- PROMPT
Extract each line where the string "culture" shows up.

- PROVIDED RECORDS
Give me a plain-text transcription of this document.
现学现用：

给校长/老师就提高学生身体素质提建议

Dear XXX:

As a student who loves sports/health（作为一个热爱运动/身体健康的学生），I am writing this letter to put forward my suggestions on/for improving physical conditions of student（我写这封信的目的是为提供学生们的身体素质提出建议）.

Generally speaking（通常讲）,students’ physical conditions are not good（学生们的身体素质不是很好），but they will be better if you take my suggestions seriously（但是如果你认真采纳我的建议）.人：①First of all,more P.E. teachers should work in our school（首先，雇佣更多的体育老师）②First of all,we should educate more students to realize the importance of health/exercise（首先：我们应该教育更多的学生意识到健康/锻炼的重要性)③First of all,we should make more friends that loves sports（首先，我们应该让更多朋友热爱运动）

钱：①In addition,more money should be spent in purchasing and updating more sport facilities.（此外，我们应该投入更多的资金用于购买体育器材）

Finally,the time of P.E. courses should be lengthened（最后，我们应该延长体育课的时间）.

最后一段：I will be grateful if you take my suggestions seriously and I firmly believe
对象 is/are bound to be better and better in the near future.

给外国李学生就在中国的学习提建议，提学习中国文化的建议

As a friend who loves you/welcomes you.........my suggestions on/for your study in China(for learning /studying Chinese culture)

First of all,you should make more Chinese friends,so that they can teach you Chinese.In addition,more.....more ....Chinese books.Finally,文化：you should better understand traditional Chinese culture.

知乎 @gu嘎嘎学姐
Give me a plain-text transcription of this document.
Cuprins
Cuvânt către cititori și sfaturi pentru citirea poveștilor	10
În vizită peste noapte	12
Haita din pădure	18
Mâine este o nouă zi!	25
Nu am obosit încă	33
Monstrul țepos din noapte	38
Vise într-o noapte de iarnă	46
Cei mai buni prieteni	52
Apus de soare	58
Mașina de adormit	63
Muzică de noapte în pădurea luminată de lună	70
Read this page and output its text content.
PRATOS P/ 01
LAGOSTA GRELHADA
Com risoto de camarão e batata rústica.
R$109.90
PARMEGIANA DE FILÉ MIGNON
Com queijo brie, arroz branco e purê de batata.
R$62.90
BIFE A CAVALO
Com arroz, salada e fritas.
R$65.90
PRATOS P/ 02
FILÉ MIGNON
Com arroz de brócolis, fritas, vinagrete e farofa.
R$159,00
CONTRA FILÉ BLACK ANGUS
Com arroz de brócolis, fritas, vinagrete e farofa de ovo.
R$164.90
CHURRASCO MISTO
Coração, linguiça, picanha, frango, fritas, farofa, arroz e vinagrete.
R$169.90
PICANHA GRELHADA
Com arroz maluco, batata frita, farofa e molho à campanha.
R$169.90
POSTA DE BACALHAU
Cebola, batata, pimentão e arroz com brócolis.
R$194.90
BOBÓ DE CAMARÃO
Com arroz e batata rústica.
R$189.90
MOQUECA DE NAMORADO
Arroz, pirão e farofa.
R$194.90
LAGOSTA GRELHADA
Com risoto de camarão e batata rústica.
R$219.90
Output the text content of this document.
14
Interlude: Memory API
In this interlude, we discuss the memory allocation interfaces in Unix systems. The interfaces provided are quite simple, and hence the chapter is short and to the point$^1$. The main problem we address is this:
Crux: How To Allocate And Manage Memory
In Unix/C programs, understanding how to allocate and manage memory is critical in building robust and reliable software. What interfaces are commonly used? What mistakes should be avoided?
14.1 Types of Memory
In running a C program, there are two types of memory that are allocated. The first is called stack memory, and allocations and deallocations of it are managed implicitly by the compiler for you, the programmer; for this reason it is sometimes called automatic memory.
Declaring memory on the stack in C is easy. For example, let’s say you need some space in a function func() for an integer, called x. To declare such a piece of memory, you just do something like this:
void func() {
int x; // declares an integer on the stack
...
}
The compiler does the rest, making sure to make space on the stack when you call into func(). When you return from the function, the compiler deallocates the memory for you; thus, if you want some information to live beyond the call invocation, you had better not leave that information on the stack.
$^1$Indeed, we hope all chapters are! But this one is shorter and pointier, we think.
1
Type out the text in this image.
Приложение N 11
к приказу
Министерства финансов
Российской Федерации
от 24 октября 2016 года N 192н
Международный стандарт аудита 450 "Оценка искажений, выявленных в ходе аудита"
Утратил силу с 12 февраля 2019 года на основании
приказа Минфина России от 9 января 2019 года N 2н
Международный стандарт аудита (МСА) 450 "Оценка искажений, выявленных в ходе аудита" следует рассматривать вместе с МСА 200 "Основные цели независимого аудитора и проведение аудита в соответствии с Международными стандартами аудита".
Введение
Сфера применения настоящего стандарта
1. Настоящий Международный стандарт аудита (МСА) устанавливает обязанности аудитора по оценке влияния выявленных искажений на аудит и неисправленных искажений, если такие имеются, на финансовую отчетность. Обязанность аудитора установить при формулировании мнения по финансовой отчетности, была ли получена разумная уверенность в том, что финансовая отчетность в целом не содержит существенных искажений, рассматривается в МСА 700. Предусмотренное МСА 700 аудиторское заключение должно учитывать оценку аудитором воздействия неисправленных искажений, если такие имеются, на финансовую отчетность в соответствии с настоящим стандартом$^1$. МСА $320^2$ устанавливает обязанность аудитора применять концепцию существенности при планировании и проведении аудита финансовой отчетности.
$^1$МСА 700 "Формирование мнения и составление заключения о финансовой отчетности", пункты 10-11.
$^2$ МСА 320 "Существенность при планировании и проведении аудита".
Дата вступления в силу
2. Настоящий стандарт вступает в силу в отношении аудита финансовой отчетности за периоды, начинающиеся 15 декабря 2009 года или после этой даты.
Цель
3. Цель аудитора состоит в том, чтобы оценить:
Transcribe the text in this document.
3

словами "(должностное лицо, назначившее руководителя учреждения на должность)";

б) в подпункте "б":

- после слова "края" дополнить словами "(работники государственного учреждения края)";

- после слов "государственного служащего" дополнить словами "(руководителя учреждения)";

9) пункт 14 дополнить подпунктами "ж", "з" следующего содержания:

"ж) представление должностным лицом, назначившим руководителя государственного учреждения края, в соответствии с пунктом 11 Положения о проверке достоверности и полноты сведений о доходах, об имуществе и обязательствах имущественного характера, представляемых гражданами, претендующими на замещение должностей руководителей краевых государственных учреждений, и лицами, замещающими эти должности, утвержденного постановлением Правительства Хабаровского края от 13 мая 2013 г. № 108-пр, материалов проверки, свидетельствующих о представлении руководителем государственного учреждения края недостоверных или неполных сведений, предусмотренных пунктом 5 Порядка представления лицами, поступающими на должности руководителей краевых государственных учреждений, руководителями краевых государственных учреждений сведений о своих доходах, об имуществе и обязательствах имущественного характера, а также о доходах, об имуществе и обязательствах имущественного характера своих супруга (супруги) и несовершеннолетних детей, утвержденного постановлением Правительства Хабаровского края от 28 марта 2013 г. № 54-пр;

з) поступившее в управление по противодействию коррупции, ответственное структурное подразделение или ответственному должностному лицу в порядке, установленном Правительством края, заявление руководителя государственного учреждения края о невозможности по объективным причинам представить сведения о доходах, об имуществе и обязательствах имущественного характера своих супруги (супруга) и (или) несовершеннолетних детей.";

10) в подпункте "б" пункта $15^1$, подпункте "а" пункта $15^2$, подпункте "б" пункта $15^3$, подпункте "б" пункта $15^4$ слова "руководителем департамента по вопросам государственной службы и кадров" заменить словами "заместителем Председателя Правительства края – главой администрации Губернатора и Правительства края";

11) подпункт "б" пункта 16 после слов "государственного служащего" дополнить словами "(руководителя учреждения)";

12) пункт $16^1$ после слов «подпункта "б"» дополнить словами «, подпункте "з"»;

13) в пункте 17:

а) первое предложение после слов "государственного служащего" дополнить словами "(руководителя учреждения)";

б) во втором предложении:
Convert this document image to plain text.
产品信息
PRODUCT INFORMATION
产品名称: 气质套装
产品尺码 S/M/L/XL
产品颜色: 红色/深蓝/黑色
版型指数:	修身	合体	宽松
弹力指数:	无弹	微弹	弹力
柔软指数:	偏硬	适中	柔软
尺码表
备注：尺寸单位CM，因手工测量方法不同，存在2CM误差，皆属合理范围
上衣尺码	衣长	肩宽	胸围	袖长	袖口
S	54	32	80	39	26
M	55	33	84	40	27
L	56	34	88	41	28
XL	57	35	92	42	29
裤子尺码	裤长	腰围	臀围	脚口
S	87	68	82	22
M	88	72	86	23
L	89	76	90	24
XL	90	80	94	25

- SOLUTION TO THIS TASK
As a friend who loves you/welcomes you.........my suggestions on/for your study in China(for learning /studying Chinese culture)
First of all,you should make more Chinese friends,so that they can teach you Chinese.In addition,more.....more ....Chinese books.Finally,文化：you should better understand traditional Chinese culture.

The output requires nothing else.